Extract each line bearing the word "Довжина".

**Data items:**

========

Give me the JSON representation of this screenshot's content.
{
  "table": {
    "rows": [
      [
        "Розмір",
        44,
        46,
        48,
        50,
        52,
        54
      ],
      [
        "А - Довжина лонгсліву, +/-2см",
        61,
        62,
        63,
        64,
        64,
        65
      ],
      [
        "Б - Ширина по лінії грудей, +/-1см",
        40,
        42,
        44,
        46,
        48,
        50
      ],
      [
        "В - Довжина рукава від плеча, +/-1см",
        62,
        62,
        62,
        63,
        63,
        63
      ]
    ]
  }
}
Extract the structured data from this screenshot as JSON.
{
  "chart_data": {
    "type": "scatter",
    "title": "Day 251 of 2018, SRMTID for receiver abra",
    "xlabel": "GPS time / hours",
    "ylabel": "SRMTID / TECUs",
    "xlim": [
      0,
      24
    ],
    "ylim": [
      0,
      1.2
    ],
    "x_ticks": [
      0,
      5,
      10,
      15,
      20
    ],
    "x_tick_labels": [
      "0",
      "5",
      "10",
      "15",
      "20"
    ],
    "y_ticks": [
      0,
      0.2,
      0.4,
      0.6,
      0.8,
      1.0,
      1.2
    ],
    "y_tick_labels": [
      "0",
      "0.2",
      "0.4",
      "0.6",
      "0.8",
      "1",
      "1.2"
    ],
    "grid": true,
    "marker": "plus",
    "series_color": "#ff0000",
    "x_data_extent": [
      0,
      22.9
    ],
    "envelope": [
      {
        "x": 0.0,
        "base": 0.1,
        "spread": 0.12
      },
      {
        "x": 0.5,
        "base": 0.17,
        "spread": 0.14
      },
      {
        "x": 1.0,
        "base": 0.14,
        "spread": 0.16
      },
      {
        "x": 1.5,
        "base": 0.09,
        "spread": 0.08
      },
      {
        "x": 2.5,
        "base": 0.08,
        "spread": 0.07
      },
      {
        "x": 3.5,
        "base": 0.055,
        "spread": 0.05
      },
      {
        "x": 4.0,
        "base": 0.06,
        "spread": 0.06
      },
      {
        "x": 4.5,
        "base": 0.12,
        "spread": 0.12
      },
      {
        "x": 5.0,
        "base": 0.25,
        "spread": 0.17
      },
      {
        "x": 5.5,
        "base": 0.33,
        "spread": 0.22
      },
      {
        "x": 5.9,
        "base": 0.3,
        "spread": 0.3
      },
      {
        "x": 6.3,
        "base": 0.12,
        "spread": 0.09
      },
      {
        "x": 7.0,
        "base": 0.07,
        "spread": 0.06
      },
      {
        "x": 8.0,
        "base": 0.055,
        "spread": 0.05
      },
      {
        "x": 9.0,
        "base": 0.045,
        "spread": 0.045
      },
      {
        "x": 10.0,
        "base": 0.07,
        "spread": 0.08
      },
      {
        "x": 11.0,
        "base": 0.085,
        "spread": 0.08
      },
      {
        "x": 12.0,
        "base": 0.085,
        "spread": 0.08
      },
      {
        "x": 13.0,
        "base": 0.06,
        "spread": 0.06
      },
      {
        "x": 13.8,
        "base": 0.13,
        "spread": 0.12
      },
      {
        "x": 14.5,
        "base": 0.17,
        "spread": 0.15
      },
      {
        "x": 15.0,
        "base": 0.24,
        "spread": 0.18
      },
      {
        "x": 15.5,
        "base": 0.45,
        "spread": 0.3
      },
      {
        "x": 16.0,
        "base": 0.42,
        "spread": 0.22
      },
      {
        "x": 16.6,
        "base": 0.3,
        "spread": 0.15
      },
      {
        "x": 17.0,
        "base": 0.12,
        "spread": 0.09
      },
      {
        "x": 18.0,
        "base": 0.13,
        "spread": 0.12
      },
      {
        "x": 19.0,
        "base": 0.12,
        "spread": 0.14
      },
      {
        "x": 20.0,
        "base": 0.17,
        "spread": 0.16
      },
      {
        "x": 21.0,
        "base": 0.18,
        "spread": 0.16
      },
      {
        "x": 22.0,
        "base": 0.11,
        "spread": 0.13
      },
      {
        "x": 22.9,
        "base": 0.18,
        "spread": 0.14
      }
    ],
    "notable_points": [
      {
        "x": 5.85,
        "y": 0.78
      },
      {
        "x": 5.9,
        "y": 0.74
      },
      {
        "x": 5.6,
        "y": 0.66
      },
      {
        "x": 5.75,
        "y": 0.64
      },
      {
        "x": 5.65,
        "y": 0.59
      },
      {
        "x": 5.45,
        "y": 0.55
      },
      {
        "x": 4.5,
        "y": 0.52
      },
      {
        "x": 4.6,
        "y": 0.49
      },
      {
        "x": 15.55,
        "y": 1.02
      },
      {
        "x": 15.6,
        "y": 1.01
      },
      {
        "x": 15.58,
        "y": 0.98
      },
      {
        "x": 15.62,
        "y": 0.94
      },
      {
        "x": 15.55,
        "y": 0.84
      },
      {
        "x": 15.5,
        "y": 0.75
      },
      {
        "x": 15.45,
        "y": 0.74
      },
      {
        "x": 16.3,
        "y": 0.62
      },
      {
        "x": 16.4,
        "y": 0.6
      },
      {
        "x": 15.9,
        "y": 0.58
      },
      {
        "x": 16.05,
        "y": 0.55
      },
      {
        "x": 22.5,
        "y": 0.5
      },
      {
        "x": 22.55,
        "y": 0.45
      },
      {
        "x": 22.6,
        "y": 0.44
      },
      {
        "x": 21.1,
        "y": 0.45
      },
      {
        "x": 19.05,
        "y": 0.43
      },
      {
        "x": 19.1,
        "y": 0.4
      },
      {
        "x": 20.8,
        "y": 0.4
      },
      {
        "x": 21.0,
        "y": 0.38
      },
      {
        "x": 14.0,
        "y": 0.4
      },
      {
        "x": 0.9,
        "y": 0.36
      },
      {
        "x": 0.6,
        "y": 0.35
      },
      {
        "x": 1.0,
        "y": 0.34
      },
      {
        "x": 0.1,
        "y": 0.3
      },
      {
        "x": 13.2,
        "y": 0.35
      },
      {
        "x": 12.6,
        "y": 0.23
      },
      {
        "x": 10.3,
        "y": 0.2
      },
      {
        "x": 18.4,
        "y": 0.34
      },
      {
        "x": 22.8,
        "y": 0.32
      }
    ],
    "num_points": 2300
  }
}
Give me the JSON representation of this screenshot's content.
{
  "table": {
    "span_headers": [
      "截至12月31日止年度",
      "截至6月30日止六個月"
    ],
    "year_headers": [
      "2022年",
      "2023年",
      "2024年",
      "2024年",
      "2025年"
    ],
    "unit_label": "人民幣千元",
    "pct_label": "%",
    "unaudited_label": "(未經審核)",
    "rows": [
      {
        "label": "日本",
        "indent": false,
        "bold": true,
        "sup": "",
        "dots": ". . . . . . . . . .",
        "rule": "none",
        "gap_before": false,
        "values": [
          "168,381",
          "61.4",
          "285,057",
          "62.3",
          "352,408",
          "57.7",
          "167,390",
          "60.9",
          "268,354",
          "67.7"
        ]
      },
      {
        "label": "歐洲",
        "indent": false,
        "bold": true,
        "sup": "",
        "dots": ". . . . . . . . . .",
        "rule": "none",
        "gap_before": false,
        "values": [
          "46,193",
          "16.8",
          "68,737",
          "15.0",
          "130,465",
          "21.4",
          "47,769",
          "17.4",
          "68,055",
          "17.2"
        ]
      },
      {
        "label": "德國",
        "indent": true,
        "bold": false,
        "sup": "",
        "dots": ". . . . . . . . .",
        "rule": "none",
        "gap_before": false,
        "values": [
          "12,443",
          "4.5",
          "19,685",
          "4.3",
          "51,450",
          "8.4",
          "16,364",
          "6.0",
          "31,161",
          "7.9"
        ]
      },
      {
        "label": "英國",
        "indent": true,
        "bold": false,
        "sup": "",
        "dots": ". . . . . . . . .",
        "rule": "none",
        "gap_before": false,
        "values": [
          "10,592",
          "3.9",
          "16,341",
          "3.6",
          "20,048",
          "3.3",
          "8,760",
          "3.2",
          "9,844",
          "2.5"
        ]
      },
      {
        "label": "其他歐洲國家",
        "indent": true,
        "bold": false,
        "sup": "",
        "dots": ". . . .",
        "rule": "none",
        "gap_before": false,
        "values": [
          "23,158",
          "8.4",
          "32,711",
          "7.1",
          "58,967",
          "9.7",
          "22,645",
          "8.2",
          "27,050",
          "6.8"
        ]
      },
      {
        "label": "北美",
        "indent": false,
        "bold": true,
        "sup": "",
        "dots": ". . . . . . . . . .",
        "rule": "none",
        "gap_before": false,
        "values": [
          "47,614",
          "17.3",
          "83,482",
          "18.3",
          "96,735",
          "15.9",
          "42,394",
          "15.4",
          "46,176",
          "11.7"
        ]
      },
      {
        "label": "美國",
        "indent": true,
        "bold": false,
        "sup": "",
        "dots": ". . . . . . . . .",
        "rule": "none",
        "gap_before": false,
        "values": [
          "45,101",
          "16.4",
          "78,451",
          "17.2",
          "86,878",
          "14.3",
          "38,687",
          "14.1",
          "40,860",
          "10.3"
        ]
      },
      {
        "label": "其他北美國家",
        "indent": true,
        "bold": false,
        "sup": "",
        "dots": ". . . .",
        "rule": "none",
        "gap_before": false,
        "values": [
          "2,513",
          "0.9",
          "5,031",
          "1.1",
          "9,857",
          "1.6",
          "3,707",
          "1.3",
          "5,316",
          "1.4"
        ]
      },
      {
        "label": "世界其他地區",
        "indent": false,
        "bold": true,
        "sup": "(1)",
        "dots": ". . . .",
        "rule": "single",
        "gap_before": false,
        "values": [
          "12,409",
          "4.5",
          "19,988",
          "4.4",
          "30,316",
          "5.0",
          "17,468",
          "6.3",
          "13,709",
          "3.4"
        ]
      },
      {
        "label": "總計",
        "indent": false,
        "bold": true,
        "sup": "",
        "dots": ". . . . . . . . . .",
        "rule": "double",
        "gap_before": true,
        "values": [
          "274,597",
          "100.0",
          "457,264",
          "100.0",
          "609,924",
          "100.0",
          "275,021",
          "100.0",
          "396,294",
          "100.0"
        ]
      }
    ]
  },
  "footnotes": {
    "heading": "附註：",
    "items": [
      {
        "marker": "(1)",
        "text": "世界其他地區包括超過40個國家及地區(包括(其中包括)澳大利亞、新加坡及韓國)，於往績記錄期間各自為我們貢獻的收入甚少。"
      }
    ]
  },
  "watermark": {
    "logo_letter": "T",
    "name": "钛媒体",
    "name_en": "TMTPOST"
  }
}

========

**Finished task:**
        "А - Довжина лонгсліву, +/-2см",
        "В - Довжина рукава від плеча, +/-1см",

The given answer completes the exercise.